— BEGIN MATERIAL PROVIDED —
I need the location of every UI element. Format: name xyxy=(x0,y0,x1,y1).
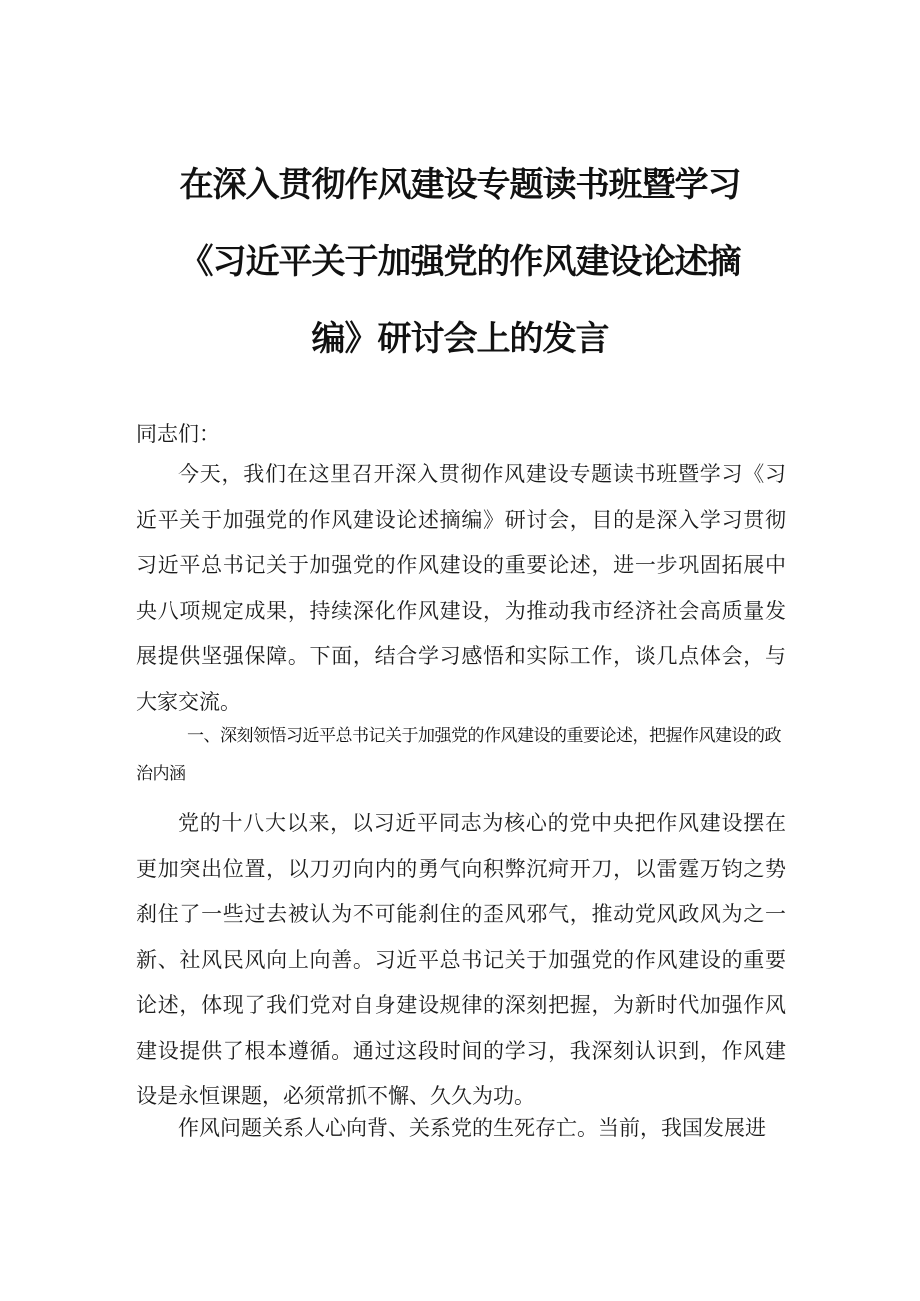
document-title-line-1: 在深入贯彻作风建设专题读书班暨学习 xyxy=(179,165,741,205)
section-heading-1: 一、深刻领悟习近平总书记关于加强党的作风建设的重要论述，把握作风建设的政治内涵 xyxy=(136,726,781,784)
paragraph-section-1-continued: 作风问题关系人心向背、关系党的生死存亡。当前，我国发展进 xyxy=(178,1116,766,1140)
paragraph-section-1: 党的十八大以来，以习近平同志为核心的党中央把作风建设摆在更加突出位置，以刀刃向内的勇气向积弊沉疴开刀，以雷霆万钧之势刹住了一些过去被认为不可能刹住的歪风邪气，推动党风政风为之一新、社风民风向上向善。习近平总书记关于加强党的作风建设的重要论述，体现了我们党对自身建设规律的深刻把握，为新时代加强作风建设提供了根本遵循。通过这段时间的学习，我深刻认识到，作风建设是永恒课题，必须常抓不懈、久久为功。 xyxy=(136,811,786,1108)
salutation: 同志们： xyxy=(136,422,220,446)
paragraph-intro: 今天，我们在这里召开深入贯彻作风建设专题读书班暨学习《习近平关于加强党的作风建设论述摘编》研讨会，目的是深入学习贯彻习近平总书记关于加强党的作风建设的重要论述，进一步巩固拓展中央八项规定成果，持续深化作风建设，为推动我市经济社会高质量发展提供坚强保障。下面，结合学习感悟和实际工作，谈几点体会，与大家交流。 xyxy=(136,462,786,714)
document-title-line-3: 编》研讨会上的发言 xyxy=(311,319,609,359)
document-title-line-2: 《习近平关于加强党的作风建设论述摘 xyxy=(179,242,741,282)
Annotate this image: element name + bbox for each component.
— END MATERIAL PROVIDED —
■ OBJECTIVE ■
Count the rows above that contain the string "line", treating uppercase and lowercase as different, and reply with the number alone.

■ TASK RESPONSE ■
3